TASK OBJECTIVE
Transcribe all the entries word for word, skipping the pictures.
_ _ _ _ _ _ _
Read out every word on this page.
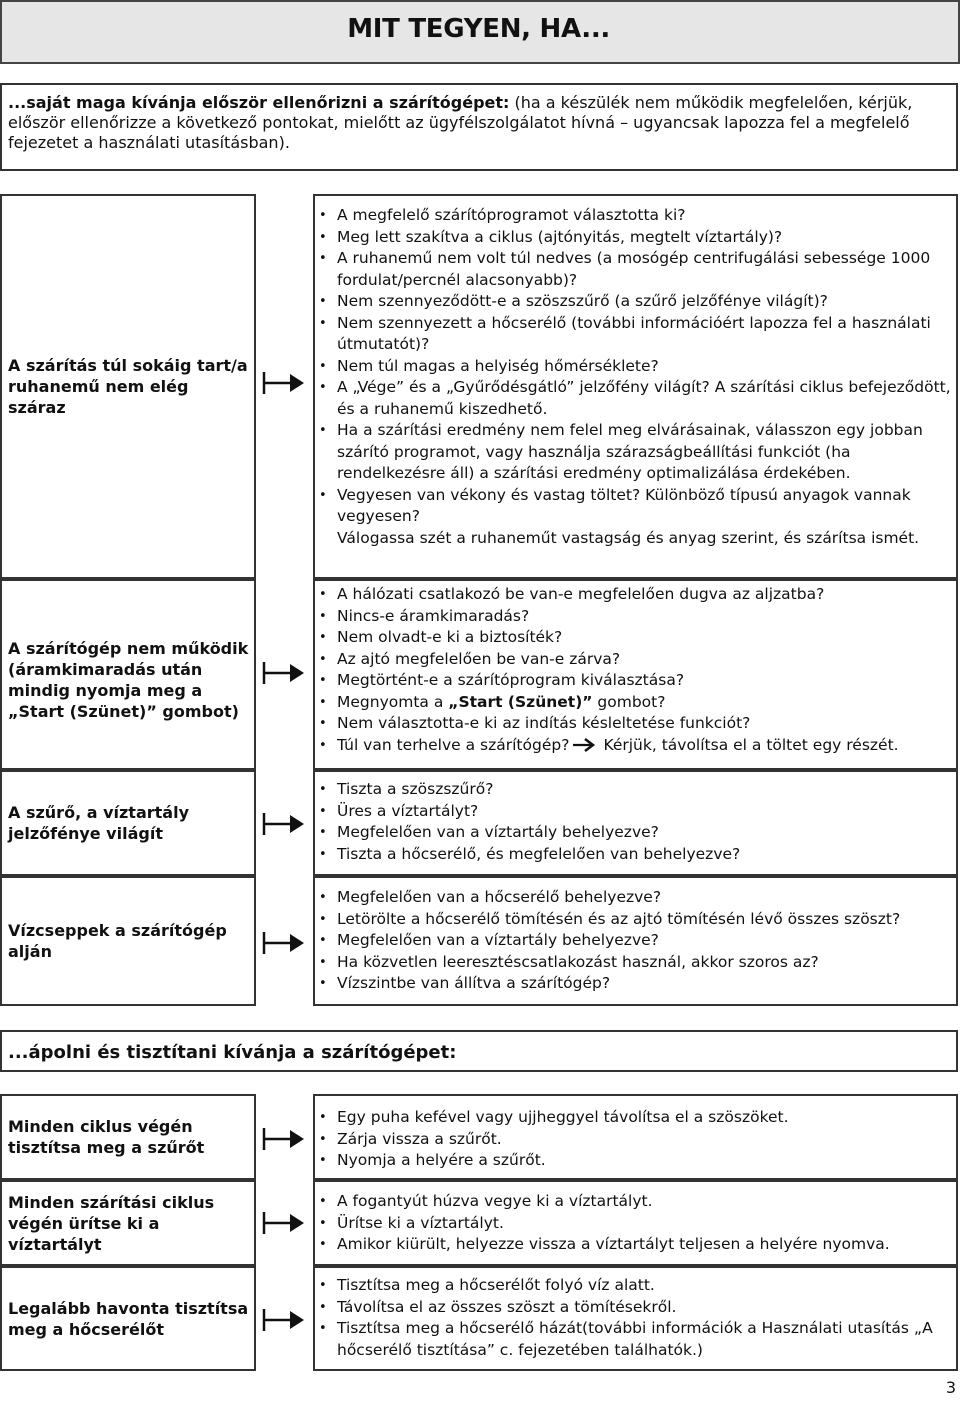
MIT TEGYEN, HA...
...saját maga kívánja először ellenőrizni a szárítógépet: (ha a készülék nem működik megfelelően, kérjük, először ellenőrizze a következő pontokat, mielőtt az ügyfélszolgálatot hívná – ugyancsak lapozza fel a megfelelő fejezetet a használati utasításban).
A szárítás túl sokáig tart/a ruhanemű nem elég száraz
• A megfelelő szárítóprogramot választotta ki?
• Meg lett szakítva a ciklus (ajtónyitás, megtelt víztartály)?
• A ruhanemű nem volt túl nedves (a mosógép centrifugálási sebessége 1000 fordulat/percnél alacsonyabb)?
• Nem szennyeződött-e a szöszszűrő (a szűrő jelzőfénye világít)?
• Nem szennyezett a hőcserélő (további információért lapozza fel a használati útmutatót)?
• Nem túl magas a helyiség hőmérséklete?
• A „Vége” és a „Gyűrődésgátló” jelzőfény világít? A szárítási ciklus befejeződött, és a ruhanemű kiszedhető.
• Ha a szárítási eredmény nem felel meg elvárásainak, válasszon egy jobban szárító programot, vagy használja szárazságbeállítási funkciót (ha rendelkezésre áll) a szárítási eredmény optimalizálása érdekében.
• Vegyesen van vékony és vastag töltet? Különböző típusú anyagok vannak vegyesen?
Válogassa szét a ruhaneműt vastagság és anyag szerint, és szárítsa ismét.
A szárítógép nem működik (áramkimaradás után mindig nyomja meg a „Start (Szünet)” gombot)
• A hálózati csatlakozó be van-e megfelelően dugva az aljzatba?
• Nincs-e áramkimaradás?
• Nem olvadt-e ki a biztosíték?
• Az ajtó megfelelően be van-e zárva?
• Megtörtént-e a szárítóprogram kiválasztása?
• Megnyomta a „Start (Szünet)” gombot?
• Nem választotta-e ki az indítás késleltetése funkciót?
• Túl van terhelve a szárítógép? Kérjük, távolítsa el a töltet egy részét.
A szűrő, a víztartály jelzőfénye világít
• Tiszta a szöszszűrő?
• Üres a víztartályt?
• Megfelelően van a víztartály behelyezve?
• Tiszta a hőcserélő, és megfelelően van behelyezve?
Vízcseppek a szárítógép alján
• Megfelelően van a hőcserélő behelyezve?
• Letörölte a hőcserélő tömítésén és az ajtó tömítésén lévő összes szöszt?
• Megfelelően van a víztartály behelyezve?
• Ha közvetlen leeresztéscsatlakozást használ, akkor szoros az?
• Vízszintbe van állítva a szárítógép?
...ápolni és tisztítani kívánja a szárítógépet:
Minden ciklus végén tisztítsa meg a szűrőt
• Egy puha kefével vagy ujjheggyel távolítsa el a szöszöket.
• Zárja vissza a szűrőt.
• Nyomja a helyére a szűrőt.
Minden szárítási ciklus végén ürítse ki a víztartályt
• A fogantyút húzva vegye ki a víztartályt.
• Ürítse ki a víztartályt.
• Amikor kiürült, helyezze vissza a víztartályt teljesen a helyére nyomva.
Legalább havonta tisztítsa meg a hőcserélőt
• Tisztítsa meg a hőcserélőt folyó víz alatt.
• Távolítsa el az összes szöszt a tömítésekről.
• Tisztítsa meg a hőcserélő házát(további információk a Használati utasítás „A hőcserélő tisztítása” c. fejezetében találhatók.)
3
_ _ _ _ _ _ _
ANSWER TO THIS PROBLEM
Read out every word on this page.
MIT TEGYEN, HA...
...saját maga kívánja először ellenőrizni a szárítógépet: (ha a készülék nem működik megfelelően, kérjük, először ellenőrizze a következő pontokat, mielőtt az ügyfélszolgálatot hívná – ugyancsak lapozza fel a megfelelő fejezetet a használati utasításban).
A szárítás túl sokáig tart/a ruhanemű nem elég száraz
• A megfelelő szárítóprogramot választotta ki?
• Meg lett szakítva a ciklus (ajtónyitás, megtelt víztartály)?
• A ruhanemű nem volt túl nedves (a mosógép centrifugálási sebessége 1000 fordulat/percnél alacsonyabb)?
• Nem szennyeződött-e a szöszszűrő (a szűrő jelzőfénye világít)?
• Nem szennyezett a hőcserélő (további információért lapozza fel a használati útmutatót)?
• Nem túl magas a helyiség hőmérséklete?
• A „Vége” és a „Gyűrődésgátló” jelzőfény világít? A szárítási ciklus befejeződött, és a ruhanemű kiszedhető.
• Ha a szárítási eredmény nem felel meg elvárásainak, válasszon egy jobban szárító programot, vagy használja szárazságbeállítási funkciót (ha rendelkezésre áll) a szárítási eredmény optimalizálása érdekében.
• Vegyesen van vékony és vastag töltet? Különböző típusú anyagok vannak vegyesen?
Válogassa szét a ruhaneműt vastagság és anyag szerint, és szárítsa ismét.
A szárítógép nem működik (áramkimaradás után mindig nyomja meg a „Start (Szünet)” gombot)
• A hálózati csatlakozó be van-e megfelelően dugva az aljzatba?
• Nincs-e áramkimaradás?
• Nem olvadt-e ki a biztosíték?
• Az ajtó megfelelően be van-e zárva?
• Megtörtént-e a szárítóprogram kiválasztása?
• Megnyomta a „Start (Szünet)” gombot?
• Nem választotta-e ki az indítás késleltetése funkciót?
• Túl van terhelve a szárítógép? Kérjük, távolítsa el a töltet egy részét.
A szűrő, a víztartály jelzőfénye világít
• Tiszta a szöszszűrő?
• Üres a víztartályt?
• Megfelelően van a víztartály behelyezve?
• Tiszta a hőcserélő, és megfelelően van behelyezve?
Vízcseppek a szárítógép alján
• Megfelelően van a hőcserélő behelyezve?
• Letörölte a hőcserélő tömítésén és az ajtó tömítésén lévő összes szöszt?
• Megfelelően van a víztartály behelyezve?
• Ha közvetlen leeresztéscsatlakozást használ, akkor szoros az?
• Vízszintbe van állítva a szárítógép?
...ápolni és tisztítani kívánja a szárítógépet:
Minden ciklus végén tisztítsa meg a szűrőt
• Egy puha kefével vagy ujjheggyel távolítsa el a szöszöket.
• Zárja vissza a szűrőt.
• Nyomja a helyére a szűrőt.
Minden szárítási ciklus végén ürítse ki a víztartályt
• A fogantyút húzva vegye ki a víztartályt.
• Ürítse ki a víztartályt.
• Amikor kiürült, helyezze vissza a víztartályt teljesen a helyére nyomva.
Legalább havonta tisztítsa meg a hőcserélőt
• Tisztítsa meg a hőcserélőt folyó víz alatt.
• Távolítsa el az összes szöszt a tömítésekről.
• Tisztítsa meg a hőcserélő házát(további információk a Használati utasítás „A hőcserélő tisztítása” c. fejezetében találhatók.)
3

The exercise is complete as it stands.